**WHAT THE EXERCISE ASKS:** Each record below must be returned exactly as shown.

═══

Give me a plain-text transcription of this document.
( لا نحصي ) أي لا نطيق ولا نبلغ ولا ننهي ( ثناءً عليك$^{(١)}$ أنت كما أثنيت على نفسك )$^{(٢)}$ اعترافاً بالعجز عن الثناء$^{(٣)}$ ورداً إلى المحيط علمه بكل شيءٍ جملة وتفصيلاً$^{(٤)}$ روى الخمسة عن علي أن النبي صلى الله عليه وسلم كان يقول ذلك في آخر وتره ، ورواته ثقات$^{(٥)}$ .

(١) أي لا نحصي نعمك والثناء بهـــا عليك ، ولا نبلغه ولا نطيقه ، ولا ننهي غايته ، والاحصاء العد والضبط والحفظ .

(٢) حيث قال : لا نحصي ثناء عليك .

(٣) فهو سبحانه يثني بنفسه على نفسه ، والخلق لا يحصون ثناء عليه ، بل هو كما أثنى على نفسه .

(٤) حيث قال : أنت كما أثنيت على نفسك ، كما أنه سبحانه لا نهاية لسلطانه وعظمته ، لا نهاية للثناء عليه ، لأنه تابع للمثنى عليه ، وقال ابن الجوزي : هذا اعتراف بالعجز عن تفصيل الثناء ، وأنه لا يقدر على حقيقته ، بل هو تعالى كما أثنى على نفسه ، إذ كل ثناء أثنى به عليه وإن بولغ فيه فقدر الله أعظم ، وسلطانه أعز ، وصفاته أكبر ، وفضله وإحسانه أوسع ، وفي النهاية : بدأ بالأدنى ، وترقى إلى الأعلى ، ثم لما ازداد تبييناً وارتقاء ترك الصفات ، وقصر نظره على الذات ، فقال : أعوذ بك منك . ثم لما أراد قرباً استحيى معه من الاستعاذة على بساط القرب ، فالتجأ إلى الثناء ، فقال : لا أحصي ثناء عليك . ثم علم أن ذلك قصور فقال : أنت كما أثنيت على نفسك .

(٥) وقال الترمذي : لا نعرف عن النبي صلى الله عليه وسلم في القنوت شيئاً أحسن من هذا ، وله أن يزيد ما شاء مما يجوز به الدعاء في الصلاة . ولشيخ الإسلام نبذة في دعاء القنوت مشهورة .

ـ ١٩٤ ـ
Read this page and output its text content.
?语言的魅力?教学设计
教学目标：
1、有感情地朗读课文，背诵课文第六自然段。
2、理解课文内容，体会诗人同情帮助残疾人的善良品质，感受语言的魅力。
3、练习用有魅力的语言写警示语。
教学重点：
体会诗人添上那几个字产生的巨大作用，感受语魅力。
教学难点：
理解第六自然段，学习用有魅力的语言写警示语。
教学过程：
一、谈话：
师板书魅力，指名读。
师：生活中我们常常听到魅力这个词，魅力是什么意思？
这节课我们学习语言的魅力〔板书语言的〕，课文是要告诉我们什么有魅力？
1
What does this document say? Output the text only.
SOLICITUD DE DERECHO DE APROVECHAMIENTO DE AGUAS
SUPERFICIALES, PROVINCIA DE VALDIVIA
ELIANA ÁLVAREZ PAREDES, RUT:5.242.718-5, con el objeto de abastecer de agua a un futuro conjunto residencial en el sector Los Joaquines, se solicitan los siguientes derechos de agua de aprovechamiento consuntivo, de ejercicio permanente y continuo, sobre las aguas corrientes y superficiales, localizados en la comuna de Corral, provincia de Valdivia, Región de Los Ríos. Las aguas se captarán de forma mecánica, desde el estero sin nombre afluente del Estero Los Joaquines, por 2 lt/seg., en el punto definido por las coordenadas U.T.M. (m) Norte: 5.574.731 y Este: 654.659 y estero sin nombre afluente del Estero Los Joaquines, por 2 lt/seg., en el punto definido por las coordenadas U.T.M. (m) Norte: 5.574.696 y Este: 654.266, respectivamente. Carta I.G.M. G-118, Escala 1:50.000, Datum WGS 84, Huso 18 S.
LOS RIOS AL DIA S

═══

**THE RESULT:**
Give me a plain-text transcription of this document.
( لا نحصي ) أي لا نطيق ولا نبلغ ولا ننهي ( ثناءً عليك$^{(١)}$ أنت كما أثنيت على نفسك )$^{(٢)}$ اعترافاً بالعجز عن الثناء$^{(٣)}$ ورداً إلى المحيط علمه بكل شيءٍ جملة وتفصيلاً$^{(٤)}$ روى الخمسة عن علي أن النبي صلى الله عليه وسلم كان يقول ذلك في آخر وتره ، ورواته ثقات$^{(٥)}$ .

(١) أي لا نحصي نعمك والثناء بهـــا عليك ، ولا نبلغه ولا نطيقه ، ولا ننهي غايته ، والاحصاء العد والضبط والحفظ .

(٢) حيث قال : لا نحصي ثناء عليك .

(٣) فهو سبحانه يثني بنفسه على نفسه ، والخلق لا يحصون ثناء عليه ، بل هو كما أثنى على نفسه .

(٤) حيث قال : أنت كما أثنيت على نفسك ، كما أنه سبحانه لا نهاية لسلطانه وعظمته ، لا نهاية للثناء عليه ، لأنه تابع للمثنى عليه ، وقال ابن الجوزي : هذا اعتراف بالعجز عن تفصيل الثناء ، وأنه لا يقدر على حقيقته ، بل هو تعالى كما أثنى على نفسه ، إذ كل ثناء أثنى به عليه وإن بولغ فيه فقدر الله أعظم ، وسلطانه أعز ، وصفاته أكبر ، وفضله وإحسانه أوسع ، وفي النهاية : بدأ بالأدنى ، وترقى إلى الأعلى ، ثم لما ازداد تبييناً وارتقاء ترك الصفات ، وقصر نظره على الذات ، فقال : أعوذ بك منك . ثم لما أراد قرباً استحيى معه من الاستعاذة على بساط القرب ، فالتجأ إلى الثناء ، فقال : لا أحصي ثناء عليك . ثم علم أن ذلك قصور فقال : أنت كما أثنيت على نفسك .

(٥) وقال الترمذي : لا نعرف عن النبي صلى الله عليه وسلم في القنوت شيئاً أحسن من هذا ، وله أن يزيد ما شاء مما يجوز به الدعاء في الصلاة . ولشيخ الإسلام نبذة في دعاء القنوت مشهورة .

ـ ١٩٤ ـ
Read this page and output its text content.
?语言的魅力?教学设计
教学目标：
1、有感情地朗读课文，背诵课文第六自然段。
2、理解课文内容，体会诗人同情帮助残疾人的善良品质，感受语言的魅力。
3、练习用有魅力的语言写警示语。
教学重点：
体会诗人添上那几个字产生的巨大作用，感受语魅力。
教学难点：
理解第六自然段，学习用有魅力的语言写警示语。
教学过程：
一、谈话：
师板书魅力，指名读。
师：生活中我们常常听到魅力这个词，魅力是什么意思？
这节课我们学习语言的魅力〔板书语言的〕，课文是要告诉我们什么有魅力？
1
What does this document say? Output the text only.
SOLICITUD DE DERECHO DE APROVECHAMIENTO DE AGUAS
SUPERFICIALES, PROVINCIA DE VALDIVIA
ELIANA ÁLVAREZ PAREDES, RUT:5.242.718-5, con el objeto de abastecer de agua a un futuro conjunto residencial en el sector Los Joaquines, se solicitan los siguientes derechos de agua de aprovechamiento consuntivo, de ejercicio permanente y continuo, sobre las aguas corrientes y superficiales, localizados en la comuna de Corral, provincia de Valdivia, Región de Los Ríos. Las aguas se captarán de forma mecánica, desde el estero sin nombre afluente del Estero Los Joaquines, por 2 lt/seg., en el punto definido por las coordenadas U.T.M. (m) Norte: 5.574.731 y Este: 654.659 y estero sin nombre afluente del Estero Los Joaquines, por 2 lt/seg., en el punto definido por las coordenadas U.T.M. (m) Norte: 5.574.696 y Este: 654.266, respectivamente. Carta I.G.M. G-118, Escala 1:50.000, Datum WGS 84, Huso 18 S.
LOS RIOS AL DIA S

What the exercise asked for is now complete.